start RECORDS FOR THE EXERCISE

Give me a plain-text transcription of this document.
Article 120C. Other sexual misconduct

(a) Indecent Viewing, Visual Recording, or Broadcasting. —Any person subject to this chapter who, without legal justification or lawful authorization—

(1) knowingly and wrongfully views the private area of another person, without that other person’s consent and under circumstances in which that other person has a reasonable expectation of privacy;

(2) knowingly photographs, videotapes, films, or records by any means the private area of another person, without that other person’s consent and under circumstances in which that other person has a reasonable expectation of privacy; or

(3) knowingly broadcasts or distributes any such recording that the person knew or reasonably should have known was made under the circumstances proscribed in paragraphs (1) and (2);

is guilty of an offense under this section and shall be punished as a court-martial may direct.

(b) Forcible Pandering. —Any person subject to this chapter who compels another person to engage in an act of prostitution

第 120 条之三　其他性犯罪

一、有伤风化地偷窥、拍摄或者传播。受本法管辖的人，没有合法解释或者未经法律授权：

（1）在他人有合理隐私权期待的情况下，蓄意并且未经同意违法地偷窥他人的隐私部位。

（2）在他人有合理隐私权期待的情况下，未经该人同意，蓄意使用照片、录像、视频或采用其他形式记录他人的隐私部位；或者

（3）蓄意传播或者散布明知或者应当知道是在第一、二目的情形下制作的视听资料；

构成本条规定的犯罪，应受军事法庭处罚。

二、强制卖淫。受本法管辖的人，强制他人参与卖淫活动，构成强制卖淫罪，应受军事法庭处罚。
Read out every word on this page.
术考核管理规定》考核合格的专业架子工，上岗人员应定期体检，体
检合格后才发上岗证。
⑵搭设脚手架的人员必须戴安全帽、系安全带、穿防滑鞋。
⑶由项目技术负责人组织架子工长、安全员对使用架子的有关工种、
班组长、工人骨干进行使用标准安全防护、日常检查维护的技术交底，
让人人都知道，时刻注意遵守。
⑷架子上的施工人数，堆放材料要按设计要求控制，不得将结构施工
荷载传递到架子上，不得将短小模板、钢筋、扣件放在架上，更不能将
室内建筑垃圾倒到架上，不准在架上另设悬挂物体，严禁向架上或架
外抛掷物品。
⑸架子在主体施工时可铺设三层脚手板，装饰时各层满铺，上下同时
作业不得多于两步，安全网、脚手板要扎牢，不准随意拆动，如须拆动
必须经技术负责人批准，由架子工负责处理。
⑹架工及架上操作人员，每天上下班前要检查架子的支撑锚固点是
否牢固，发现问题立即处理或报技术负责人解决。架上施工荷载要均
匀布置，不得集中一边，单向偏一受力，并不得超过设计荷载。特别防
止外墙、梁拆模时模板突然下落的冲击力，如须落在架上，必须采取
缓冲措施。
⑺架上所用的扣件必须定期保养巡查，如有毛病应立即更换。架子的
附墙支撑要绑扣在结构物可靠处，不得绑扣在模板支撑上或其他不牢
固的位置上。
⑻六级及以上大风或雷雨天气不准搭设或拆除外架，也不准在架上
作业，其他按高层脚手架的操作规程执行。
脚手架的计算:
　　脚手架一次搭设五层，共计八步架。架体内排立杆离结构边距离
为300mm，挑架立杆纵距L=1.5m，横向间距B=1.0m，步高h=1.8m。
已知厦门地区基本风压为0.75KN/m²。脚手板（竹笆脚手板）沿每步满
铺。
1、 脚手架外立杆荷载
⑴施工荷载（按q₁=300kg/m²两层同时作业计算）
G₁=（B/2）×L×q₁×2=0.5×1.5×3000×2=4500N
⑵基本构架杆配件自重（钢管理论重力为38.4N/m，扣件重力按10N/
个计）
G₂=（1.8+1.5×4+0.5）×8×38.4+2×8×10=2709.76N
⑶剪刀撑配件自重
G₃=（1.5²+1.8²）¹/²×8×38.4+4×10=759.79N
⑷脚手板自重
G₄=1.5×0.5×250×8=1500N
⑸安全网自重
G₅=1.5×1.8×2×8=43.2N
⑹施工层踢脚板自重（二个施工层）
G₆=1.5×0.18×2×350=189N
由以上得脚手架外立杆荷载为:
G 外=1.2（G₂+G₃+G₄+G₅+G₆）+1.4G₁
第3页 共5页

end RECORDS FOR THE EXERCISE

Copy all the lines, exactly.

Give me a plain-text transcription of this document.
Article 120C. Other sexual misconduct

(a) Indecent Viewing, Visual Recording, or Broadcasting. —Any person subject to this chapter who, without legal justification or lawful authorization—

(1) knowingly and wrongfully views the private area of another person, without that other person’s consent and under circumstances in which that other person has a reasonable expectation of privacy;

(2) knowingly photographs, videotapes, films, or records by any means the private area of another person, without that other person’s consent and under circumstances in which that other person has a reasonable expectation of privacy; or

(3) knowingly broadcasts or distributes any such recording that the person knew or reasonably should have known was made under the circumstances proscribed in paragraphs (1) and (2);

is guilty of an offense under this section and shall be punished as a court-martial may direct.

(b) Forcible Pandering. —Any person subject to this chapter who compels another person to engage in an act of prostitution

第 120 条之三　其他性犯罪

一、有伤风化地偷窥、拍摄或者传播。受本法管辖的人，没有合法解释或者未经法律授权：

（1）在他人有合理隐私权期待的情况下，蓄意并且未经同意违法地偷窥他人的隐私部位。

（2）在他人有合理隐私权期待的情况下，未经该人同意，蓄意使用照片、录像、视频或采用其他形式记录他人的隐私部位；或者

（3）蓄意传播或者散布明知或者应当知道是在第一、二目的情形下制作的视听资料；

构成本条规定的犯罪，应受军事法庭处罚。

二、强制卖淫。受本法管辖的人，强制他人参与卖淫活动，构成强制卖淫罪，应受军事法庭处罚。
Read out every word on this page.
术考核管理规定》考核合格的专业架子工，上岗人员应定期体检，体
检合格后才发上岗证。
⑵搭设脚手架的人员必须戴安全帽、系安全带、穿防滑鞋。
⑶由项目技术负责人组织架子工长、安全员对使用架子的有关工种、
班组长、工人骨干进行使用标准安全防护、日常检查维护的技术交底，
让人人都知道，时刻注意遵守。
⑷架子上的施工人数，堆放材料要按设计要求控制，不得将结构施工
荷载传递到架子上，不得将短小模板、钢筋、扣件放在架上，更不能将
室内建筑垃圾倒到架上，不准在架上另设悬挂物体，严禁向架上或架
外抛掷物品。
⑸架子在主体施工时可铺设三层脚手板，装饰时各层满铺，上下同时
作业不得多于两步，安全网、脚手板要扎牢，不准随意拆动，如须拆动
必须经技术负责人批准，由架子工负责处理。
⑹架工及架上操作人员，每天上下班前要检查架子的支撑锚固点是
否牢固，发现问题立即处理或报技术负责人解决。架上施工荷载要均
匀布置，不得集中一边，单向偏一受力，并不得超过设计荷载。特别防
止外墙、梁拆模时模板突然下落的冲击力，如须落在架上，必须采取
缓冲措施。
⑺架上所用的扣件必须定期保养巡查，如有毛病应立即更换。架子的
附墙支撑要绑扣在结构物可靠处，不得绑扣在模板支撑上或其他不牢
固的位置上。
⑻六级及以上大风或雷雨天气不准搭设或拆除外架，也不准在架上
作业，其他按高层脚手架的操作规程执行。
脚手架的计算:
　　脚手架一次搭设五层，共计八步架。架体内排立杆离结构边距离
为300mm，挑架立杆纵距L=1.5m，横向间距B=1.0m，步高h=1.8m。
已知厦门地区基本风压为0.75KN/m²。脚手板（竹笆脚手板）沿每步满
铺。
1、 脚手架外立杆荷载
⑴施工荷载（按q₁=300kg/m²两层同时作业计算）
G₁=（B/2）×L×q₁×2=0.5×1.5×3000×2=4500N
⑵基本构架杆配件自重（钢管理论重力为38.4N/m，扣件重力按10N/
个计）
G₂=（1.8+1.5×4+0.5）×8×38.4+2×8×10=2709.76N
⑶剪刀撑配件自重
G₃=（1.5²+1.8²）¹/²×8×38.4+4×10=759.79N
⑷脚手板自重
G₄=1.5×0.5×250×8=1500N
⑸安全网自重
G₅=1.5×1.8×2×8=43.2N
⑹施工层踢脚板自重（二个施工层）
G₆=1.5×0.18×2×350=189N
由以上得脚手架外立杆荷载为:
G 外=1.2（G₂+G₃+G₄+G₅+G₆）+1.4G₁
第3页 共5页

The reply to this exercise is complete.